◆ Given passage ◆
▽
= Cariaccess Communications =

Defunct telecommunications company

CariAccess Communications was a leading Internet and telecommunications company in Barbados, Saint Lucia and Saint Vincent and the Grenadines. The company offered Internet service, webhosting and domain name registration services. The company was based in the country of Barbados and in all countries, it competed against its main competitor Cable and Wireless. The company was founded by a Saint Vincentian, Anthony Gunn.

== History ==
In 1999 CariAccess Communications, Inc had applied for several licenses to provide services in the southern Caribbean-countries of Barbados, the Commonwealth of Dominica, St. Lucia, St. Vincent, Trinidad. In the United States it also operated under the name Phone Line Co. based-in Atlanta, Georgia. CariAccess has filed several legal challenges in recent years concerning the corporate policies of Cable and Wireless in the region. These challenges were brought under the claim that C&W engages in activities that are discriminatory of competing providers in the newly liberalised telecommunications markets in the Caribbean.
△
◆ Supplied data ◆
▽
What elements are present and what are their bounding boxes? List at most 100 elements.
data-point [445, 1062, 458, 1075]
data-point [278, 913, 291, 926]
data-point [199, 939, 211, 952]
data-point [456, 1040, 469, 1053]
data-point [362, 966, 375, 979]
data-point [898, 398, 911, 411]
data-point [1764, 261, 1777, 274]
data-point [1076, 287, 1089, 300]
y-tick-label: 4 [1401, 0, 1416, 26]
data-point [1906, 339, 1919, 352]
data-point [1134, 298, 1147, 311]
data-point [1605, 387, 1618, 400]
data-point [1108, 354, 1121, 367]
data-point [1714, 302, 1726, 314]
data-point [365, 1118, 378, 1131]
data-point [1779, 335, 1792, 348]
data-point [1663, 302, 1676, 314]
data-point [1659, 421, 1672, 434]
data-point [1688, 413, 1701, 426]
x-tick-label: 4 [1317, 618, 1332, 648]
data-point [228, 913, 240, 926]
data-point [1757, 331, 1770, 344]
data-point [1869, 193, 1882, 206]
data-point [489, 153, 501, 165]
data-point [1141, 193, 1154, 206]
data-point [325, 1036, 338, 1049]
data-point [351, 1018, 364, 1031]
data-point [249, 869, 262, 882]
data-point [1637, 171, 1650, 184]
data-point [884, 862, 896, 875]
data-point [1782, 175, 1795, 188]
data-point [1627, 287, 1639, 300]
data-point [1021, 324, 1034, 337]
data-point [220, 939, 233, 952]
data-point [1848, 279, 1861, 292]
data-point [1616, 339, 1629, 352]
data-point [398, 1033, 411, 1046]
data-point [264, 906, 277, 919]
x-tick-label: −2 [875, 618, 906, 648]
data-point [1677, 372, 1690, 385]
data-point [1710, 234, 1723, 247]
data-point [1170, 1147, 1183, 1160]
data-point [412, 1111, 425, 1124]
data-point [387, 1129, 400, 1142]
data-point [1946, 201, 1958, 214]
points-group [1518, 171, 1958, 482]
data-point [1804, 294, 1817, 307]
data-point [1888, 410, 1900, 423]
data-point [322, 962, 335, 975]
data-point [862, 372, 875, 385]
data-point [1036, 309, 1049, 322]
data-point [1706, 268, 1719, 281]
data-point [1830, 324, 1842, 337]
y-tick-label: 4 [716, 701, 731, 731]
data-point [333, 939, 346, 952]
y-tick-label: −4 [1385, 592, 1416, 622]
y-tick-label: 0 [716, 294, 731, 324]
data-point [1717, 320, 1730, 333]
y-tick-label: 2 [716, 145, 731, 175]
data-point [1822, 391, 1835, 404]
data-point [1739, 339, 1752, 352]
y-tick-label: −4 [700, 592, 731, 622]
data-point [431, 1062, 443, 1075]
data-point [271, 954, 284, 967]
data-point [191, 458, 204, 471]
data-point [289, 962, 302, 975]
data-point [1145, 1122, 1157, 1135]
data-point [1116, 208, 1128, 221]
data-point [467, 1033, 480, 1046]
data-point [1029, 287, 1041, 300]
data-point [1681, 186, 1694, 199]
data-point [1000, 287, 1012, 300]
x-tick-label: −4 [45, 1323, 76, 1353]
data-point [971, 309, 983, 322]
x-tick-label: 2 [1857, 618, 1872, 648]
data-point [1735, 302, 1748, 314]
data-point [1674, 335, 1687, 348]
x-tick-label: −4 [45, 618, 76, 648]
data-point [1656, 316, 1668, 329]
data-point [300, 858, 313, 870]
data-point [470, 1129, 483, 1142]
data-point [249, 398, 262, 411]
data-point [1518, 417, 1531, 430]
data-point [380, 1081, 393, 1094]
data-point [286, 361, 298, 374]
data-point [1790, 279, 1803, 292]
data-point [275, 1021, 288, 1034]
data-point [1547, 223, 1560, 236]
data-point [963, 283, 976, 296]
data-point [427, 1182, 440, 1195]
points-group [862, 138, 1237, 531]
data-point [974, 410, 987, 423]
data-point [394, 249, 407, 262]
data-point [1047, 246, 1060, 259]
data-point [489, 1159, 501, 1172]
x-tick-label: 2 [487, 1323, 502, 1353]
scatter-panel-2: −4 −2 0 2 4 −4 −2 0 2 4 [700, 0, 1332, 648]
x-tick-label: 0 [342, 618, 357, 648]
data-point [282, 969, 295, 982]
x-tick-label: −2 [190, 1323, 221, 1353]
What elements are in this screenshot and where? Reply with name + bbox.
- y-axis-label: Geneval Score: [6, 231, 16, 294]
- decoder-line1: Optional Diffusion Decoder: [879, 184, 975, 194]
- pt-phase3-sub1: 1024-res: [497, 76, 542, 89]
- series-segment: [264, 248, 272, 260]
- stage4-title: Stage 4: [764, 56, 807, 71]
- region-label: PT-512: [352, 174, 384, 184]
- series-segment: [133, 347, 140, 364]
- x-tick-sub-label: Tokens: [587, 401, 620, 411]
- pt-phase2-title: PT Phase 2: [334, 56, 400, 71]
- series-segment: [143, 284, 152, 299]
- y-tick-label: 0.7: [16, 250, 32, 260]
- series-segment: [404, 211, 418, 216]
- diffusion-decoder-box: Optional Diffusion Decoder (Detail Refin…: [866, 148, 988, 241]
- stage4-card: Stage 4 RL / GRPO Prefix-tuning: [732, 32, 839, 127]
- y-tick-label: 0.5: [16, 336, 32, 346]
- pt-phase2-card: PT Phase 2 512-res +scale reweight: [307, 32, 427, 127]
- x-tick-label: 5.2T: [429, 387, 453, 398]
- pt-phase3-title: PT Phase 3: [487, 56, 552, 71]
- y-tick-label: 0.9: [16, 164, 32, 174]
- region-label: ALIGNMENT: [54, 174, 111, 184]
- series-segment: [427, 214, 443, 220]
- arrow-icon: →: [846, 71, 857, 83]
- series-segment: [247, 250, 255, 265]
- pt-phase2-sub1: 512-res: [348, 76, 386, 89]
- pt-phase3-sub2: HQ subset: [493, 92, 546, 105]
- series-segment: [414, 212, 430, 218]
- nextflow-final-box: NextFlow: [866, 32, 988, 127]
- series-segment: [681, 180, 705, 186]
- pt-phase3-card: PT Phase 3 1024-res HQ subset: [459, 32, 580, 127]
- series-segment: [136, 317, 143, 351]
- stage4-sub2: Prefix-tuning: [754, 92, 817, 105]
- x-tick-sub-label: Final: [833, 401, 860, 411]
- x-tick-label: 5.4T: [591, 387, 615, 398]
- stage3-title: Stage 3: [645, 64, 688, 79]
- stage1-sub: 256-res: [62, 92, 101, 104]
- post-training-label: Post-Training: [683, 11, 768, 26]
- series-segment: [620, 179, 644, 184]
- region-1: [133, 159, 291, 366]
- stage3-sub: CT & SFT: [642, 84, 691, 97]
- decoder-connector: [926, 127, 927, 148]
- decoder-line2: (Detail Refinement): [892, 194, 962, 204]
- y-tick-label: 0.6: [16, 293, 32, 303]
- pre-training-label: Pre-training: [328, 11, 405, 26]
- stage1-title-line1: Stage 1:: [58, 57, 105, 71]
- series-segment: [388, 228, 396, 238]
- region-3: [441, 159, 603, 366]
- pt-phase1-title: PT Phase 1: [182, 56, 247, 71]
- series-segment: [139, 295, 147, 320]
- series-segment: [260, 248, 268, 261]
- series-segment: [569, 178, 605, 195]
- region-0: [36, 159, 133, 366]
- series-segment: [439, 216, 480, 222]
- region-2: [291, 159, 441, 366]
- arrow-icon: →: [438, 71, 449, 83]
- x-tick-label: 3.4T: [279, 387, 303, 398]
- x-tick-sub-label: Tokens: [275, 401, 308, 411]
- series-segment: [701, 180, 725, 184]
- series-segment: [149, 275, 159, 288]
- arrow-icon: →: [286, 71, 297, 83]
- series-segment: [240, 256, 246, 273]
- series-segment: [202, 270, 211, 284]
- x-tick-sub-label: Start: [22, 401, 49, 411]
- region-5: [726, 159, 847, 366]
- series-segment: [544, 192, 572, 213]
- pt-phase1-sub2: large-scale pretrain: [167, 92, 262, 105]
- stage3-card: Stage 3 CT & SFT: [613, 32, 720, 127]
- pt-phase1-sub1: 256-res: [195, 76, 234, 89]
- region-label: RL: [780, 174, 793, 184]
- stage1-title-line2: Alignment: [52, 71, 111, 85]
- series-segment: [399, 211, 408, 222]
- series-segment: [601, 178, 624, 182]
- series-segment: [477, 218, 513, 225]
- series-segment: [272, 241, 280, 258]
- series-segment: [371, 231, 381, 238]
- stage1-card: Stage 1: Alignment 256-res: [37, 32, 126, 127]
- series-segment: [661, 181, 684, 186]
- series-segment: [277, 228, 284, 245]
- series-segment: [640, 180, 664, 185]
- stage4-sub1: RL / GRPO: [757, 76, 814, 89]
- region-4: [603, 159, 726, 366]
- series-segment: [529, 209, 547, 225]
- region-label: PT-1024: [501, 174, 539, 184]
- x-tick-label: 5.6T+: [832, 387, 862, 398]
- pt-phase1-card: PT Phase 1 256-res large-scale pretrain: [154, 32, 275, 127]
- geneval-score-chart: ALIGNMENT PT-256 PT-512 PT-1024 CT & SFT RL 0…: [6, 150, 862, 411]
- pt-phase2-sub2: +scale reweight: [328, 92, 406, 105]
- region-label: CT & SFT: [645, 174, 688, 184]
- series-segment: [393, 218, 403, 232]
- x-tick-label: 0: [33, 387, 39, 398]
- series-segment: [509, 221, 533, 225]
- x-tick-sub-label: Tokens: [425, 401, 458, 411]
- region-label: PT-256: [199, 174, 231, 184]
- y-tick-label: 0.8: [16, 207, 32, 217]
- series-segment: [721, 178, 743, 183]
△
Retype the Cariaccess Communications text word for word, everything from "CariAccess Communications was" down to "Vincentian, Anthony Gunn.".

◆ Reply ◆
CariAccess Communications was a leading Internet and telecommunications company in Barbados, Saint Lucia and Saint Vincent and the Grenadines. The company offered Internet service, webhosting and domain name registration services. The company was based in the country of Barbados and in all countries, it competed against its main competitor Cable and Wireless. The company was founded by a Saint Vincentian, Anthony Gunn.